For the data below, work out how many lines contain the word "geometry" and supply only that number.

## BEGIN Records for this exercise

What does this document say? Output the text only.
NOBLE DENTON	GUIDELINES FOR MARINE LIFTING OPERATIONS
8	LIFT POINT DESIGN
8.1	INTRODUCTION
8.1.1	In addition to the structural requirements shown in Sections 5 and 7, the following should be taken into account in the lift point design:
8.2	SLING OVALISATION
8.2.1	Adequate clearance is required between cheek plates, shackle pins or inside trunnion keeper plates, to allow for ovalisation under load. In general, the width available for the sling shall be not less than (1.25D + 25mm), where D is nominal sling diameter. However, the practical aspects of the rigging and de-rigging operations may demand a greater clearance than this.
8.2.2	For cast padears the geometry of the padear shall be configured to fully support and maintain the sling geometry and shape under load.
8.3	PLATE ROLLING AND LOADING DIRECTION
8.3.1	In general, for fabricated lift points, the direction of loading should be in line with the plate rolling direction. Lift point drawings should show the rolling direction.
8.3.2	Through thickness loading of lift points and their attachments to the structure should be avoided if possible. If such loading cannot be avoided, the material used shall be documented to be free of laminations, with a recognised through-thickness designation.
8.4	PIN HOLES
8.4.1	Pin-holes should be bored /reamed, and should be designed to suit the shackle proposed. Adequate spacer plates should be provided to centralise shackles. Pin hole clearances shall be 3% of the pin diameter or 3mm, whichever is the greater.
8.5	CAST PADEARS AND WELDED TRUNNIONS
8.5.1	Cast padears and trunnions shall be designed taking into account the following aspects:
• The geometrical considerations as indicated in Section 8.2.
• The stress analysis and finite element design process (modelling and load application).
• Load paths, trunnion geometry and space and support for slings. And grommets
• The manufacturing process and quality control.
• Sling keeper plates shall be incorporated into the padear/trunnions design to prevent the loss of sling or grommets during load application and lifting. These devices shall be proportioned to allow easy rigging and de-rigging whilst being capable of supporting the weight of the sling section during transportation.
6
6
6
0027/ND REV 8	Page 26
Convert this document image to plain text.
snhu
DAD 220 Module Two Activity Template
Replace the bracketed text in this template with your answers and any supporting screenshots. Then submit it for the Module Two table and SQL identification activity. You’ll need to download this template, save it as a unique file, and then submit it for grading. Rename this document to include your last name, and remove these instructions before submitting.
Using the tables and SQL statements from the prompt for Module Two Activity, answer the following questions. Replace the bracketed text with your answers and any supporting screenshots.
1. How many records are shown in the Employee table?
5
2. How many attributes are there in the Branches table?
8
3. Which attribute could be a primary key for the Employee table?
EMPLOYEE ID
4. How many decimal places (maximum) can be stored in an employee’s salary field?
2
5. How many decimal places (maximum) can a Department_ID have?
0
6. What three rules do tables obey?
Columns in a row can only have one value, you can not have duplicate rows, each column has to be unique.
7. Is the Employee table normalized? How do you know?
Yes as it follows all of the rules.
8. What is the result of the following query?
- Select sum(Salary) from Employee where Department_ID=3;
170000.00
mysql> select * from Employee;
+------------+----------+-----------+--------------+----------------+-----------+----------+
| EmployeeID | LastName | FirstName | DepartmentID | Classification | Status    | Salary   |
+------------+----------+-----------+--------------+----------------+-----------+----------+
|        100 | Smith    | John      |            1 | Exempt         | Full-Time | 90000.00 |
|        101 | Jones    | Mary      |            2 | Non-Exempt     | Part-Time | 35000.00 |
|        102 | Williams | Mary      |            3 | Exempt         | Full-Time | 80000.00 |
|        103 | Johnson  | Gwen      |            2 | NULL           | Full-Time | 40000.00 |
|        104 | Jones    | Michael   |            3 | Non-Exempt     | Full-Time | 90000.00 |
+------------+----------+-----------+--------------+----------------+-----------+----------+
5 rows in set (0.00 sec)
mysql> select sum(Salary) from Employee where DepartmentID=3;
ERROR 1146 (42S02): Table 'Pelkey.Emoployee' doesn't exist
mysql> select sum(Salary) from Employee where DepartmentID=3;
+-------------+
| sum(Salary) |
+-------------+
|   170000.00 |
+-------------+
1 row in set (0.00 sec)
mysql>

## END Records for this exercise
## BEGIN Records for this exercise

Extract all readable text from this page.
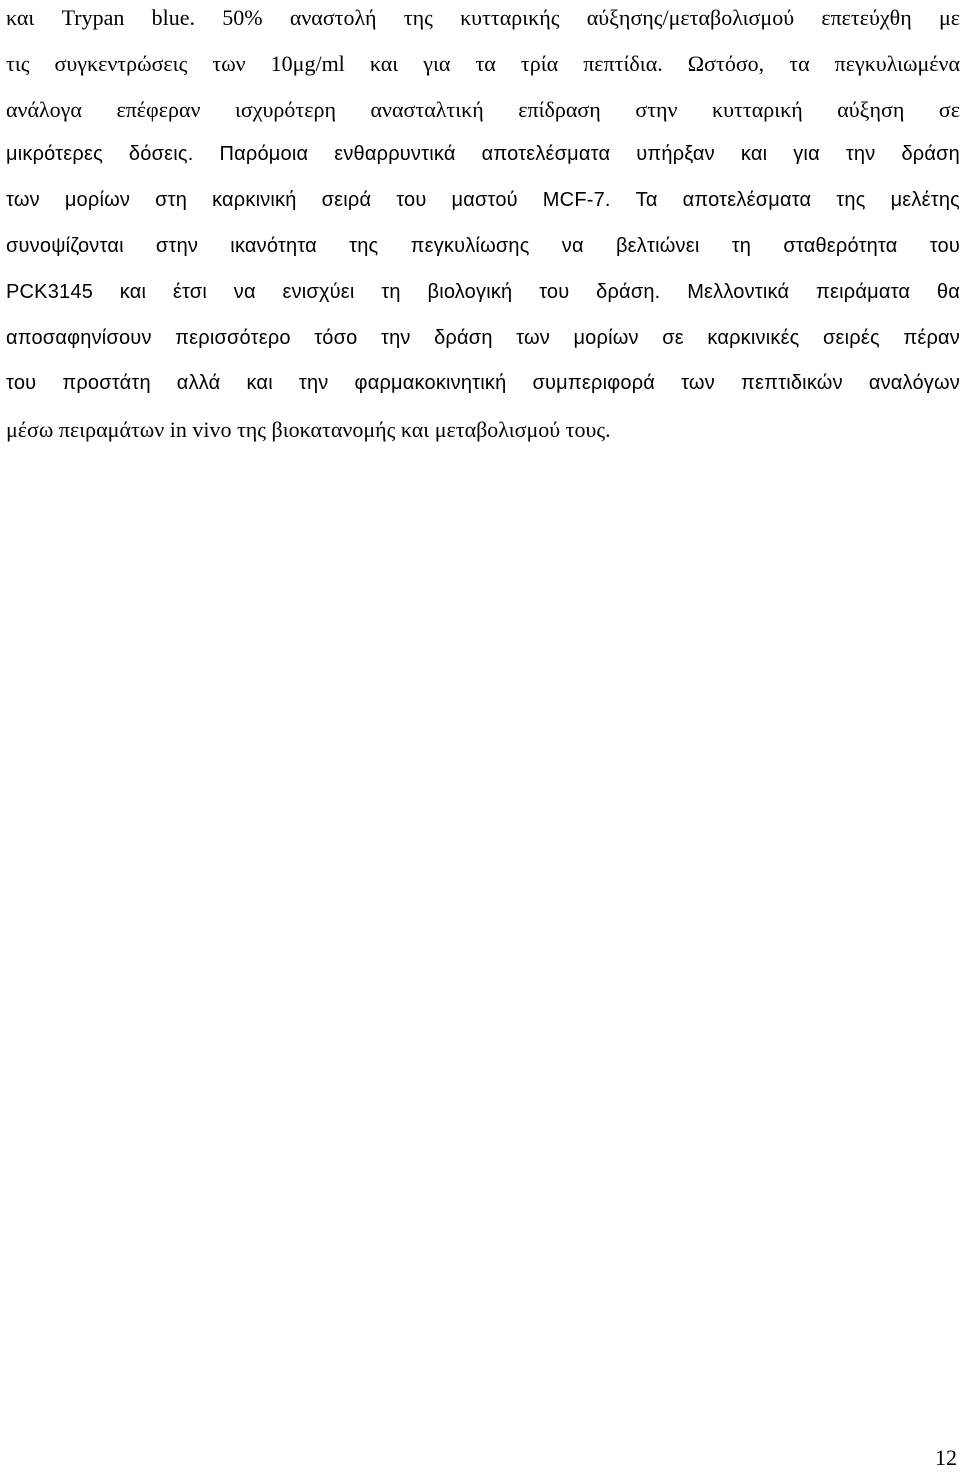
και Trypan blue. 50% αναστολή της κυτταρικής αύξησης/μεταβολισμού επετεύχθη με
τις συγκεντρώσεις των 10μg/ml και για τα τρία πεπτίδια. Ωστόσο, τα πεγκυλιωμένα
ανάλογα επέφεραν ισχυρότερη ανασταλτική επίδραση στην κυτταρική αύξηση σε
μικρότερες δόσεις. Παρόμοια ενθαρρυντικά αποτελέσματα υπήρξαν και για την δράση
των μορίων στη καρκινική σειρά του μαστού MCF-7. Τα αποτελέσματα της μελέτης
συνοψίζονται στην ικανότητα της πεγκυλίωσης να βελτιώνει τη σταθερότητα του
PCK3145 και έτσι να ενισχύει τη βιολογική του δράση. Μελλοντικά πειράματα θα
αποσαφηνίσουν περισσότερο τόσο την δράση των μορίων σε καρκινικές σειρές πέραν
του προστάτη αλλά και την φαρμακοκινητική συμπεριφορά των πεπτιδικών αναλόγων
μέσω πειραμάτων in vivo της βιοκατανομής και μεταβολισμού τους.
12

## END Records for this exercise

## The reply
2